===== Data supplied =====

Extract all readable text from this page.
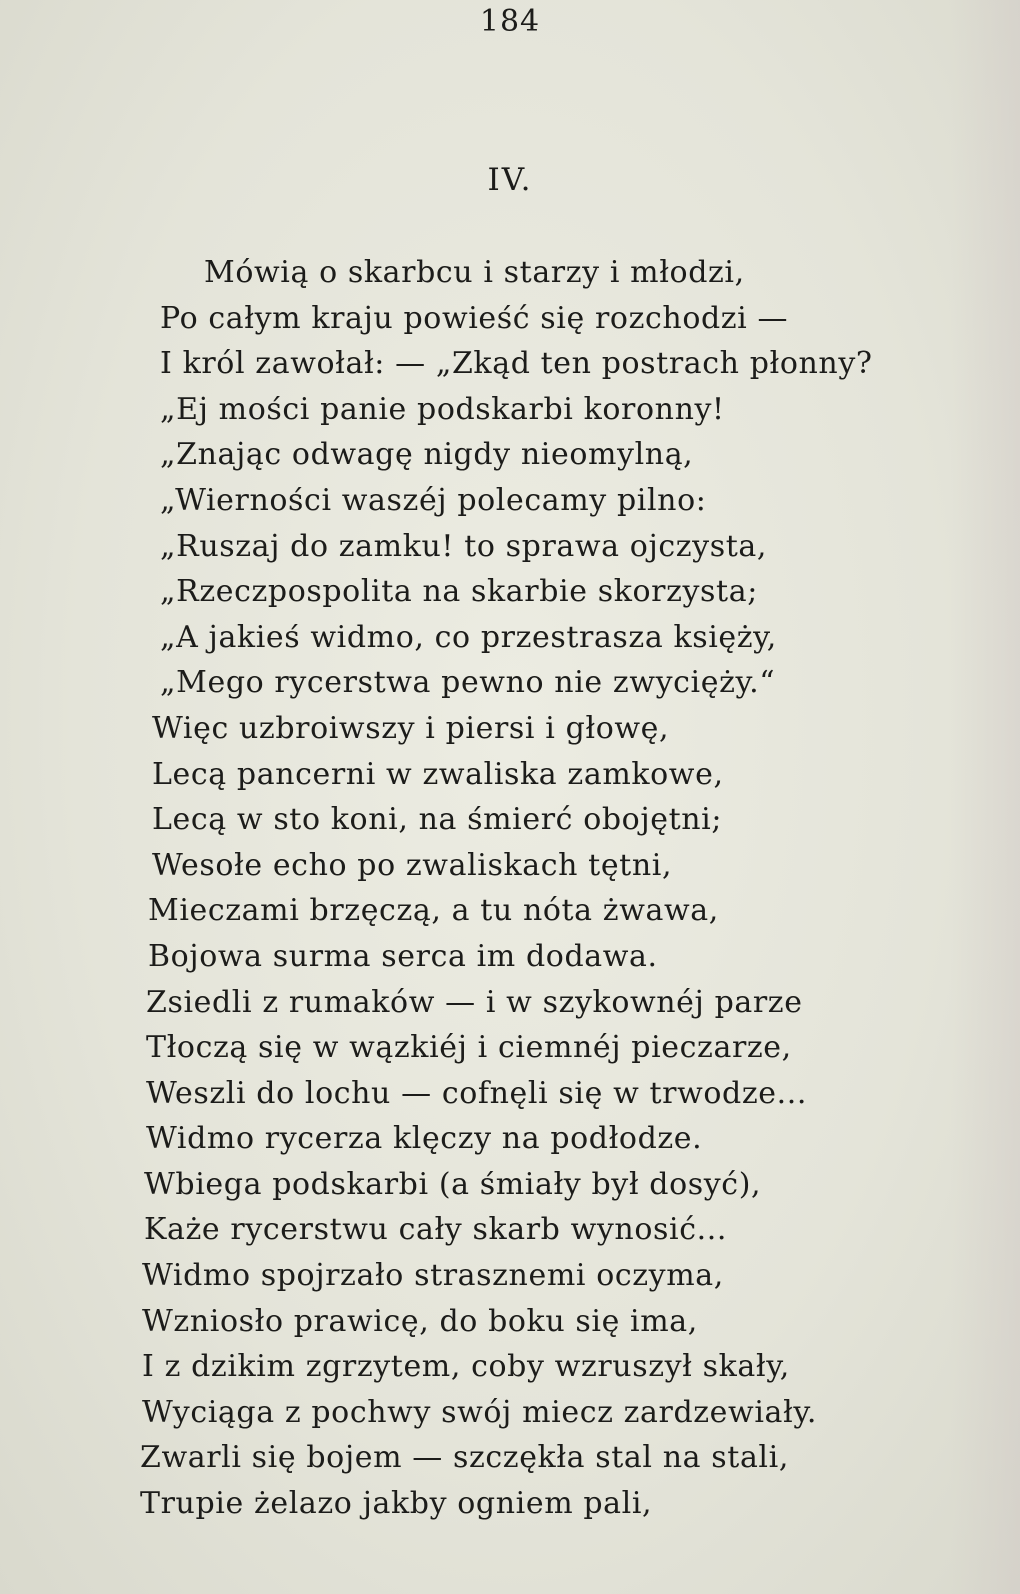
184
IV.
Mówią o skarbcu i starzy i młodzi,
Po całym kraju powieść się rozchodzi —
I król zawołał: — „Zkąd ten postrach płonny?
„Ej mości panie podskarbi koronny!
„Znając odwagę nigdy nieomylną,
„Wierności waszéj polecamy pilno:
„Ruszaj do zamku! to sprawa ojczysta,
„Rzeczpospolita na skarbie skorzysta;
„A jakieś widmo, co przestrasza księży,
„Mego rycerstwa pewno nie zwycięży.“
Więc uzbroiwszy i piersi i głowę,
Lecą pancerni w zwaliska zamkowe,
Lecą w sto koni, na śmierć obojętni;
Wesołe echo po zwaliskach tętni,
Mieczami brzęczą, a tu nóta żwawa,
Bojowa surma serca im dodawa.
Zsiedli z rumaków — i w szykownéj parze
Tłoczą się w wązkiéj i ciemnéj pieczarze,
Weszli do lochu — cofnęli się w trwodze...
Widmo rycerza klęczy na podłodze.
Wbiega podskarbi (a śmiały był dosyć),
Każe rycerstwu cały skarb wynosić...
Widmo spojrzało strasznemi oczyma,
Wzniosło prawicę, do boku się ima,
I z dzikim zgrzytem, coby wzruszył skały,
Wyciąga z pochwy swój miecz zardzewiały.
Zwarli się bojem — szczękła stal na stali,
Trupie żelazo jakby ogniem pali,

=====

» What you will do: Reproduce each line of the material containing the word "Lecą".

» Problem solution:
Lecą pancerni w zwaliska zamkowe,
Lecą w sto koni, na śmierć obojętni;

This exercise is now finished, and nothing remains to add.